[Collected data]
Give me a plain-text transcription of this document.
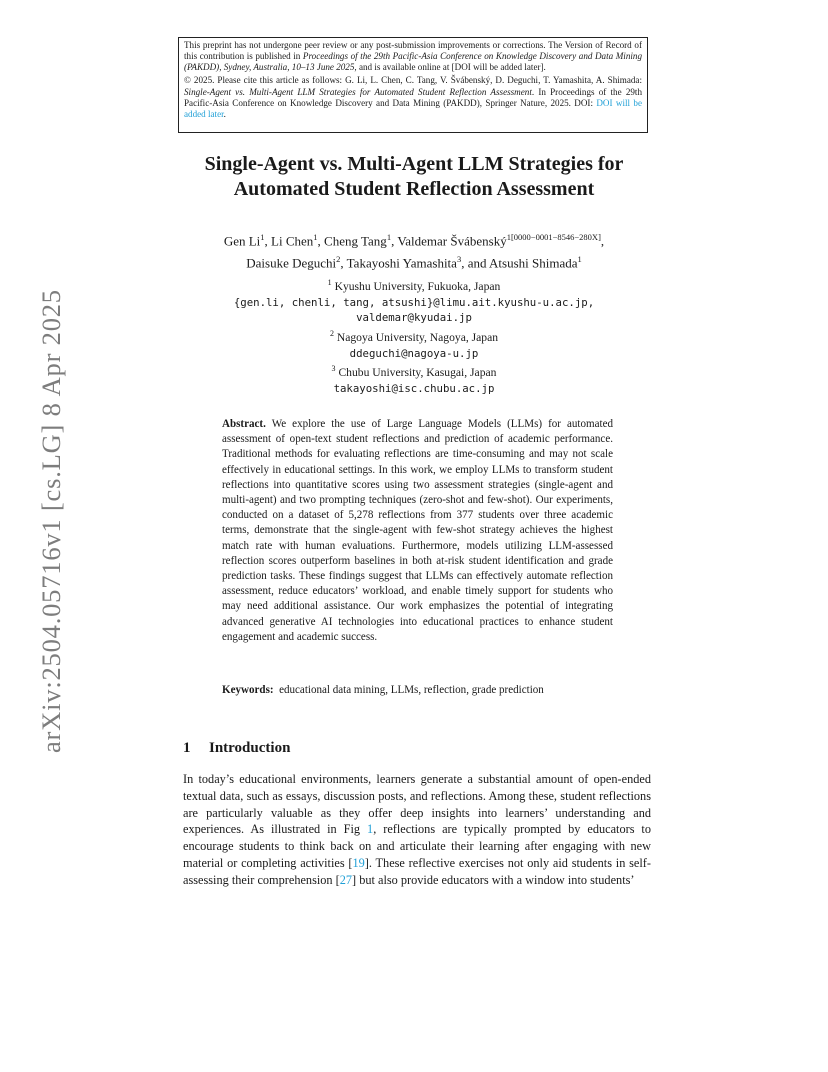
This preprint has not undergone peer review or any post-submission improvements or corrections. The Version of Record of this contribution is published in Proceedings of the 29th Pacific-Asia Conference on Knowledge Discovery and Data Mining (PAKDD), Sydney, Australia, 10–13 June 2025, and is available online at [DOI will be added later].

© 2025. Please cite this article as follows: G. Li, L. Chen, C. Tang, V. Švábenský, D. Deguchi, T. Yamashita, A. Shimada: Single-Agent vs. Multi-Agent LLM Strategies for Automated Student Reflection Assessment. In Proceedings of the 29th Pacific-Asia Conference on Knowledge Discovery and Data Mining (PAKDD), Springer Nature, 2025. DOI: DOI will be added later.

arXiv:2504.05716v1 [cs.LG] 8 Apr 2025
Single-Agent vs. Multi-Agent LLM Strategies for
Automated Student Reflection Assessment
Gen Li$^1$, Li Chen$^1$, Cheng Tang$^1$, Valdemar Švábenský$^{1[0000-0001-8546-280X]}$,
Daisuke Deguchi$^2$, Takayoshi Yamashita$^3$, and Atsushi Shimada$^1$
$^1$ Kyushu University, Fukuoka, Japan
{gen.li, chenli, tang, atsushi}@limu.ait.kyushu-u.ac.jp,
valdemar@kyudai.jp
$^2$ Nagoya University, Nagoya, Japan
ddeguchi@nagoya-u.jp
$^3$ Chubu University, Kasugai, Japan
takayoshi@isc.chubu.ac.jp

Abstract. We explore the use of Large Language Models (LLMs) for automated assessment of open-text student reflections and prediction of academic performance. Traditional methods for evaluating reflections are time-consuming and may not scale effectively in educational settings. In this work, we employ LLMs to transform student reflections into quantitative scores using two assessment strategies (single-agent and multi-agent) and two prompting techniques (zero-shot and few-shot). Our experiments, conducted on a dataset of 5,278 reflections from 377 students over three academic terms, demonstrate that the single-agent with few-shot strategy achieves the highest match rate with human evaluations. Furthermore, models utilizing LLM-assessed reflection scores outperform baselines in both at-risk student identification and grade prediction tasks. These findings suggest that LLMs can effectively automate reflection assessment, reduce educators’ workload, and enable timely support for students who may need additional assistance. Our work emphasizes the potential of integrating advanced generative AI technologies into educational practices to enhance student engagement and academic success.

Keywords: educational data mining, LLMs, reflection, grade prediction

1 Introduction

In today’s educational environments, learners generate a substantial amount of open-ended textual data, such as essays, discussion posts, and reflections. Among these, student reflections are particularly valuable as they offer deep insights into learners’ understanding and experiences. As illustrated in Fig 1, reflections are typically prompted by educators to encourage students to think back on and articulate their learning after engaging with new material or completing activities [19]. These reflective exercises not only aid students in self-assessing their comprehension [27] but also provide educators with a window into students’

The request: How many lines in the data contain the string "University"? Respond with the number only.

Response for this exercise: 3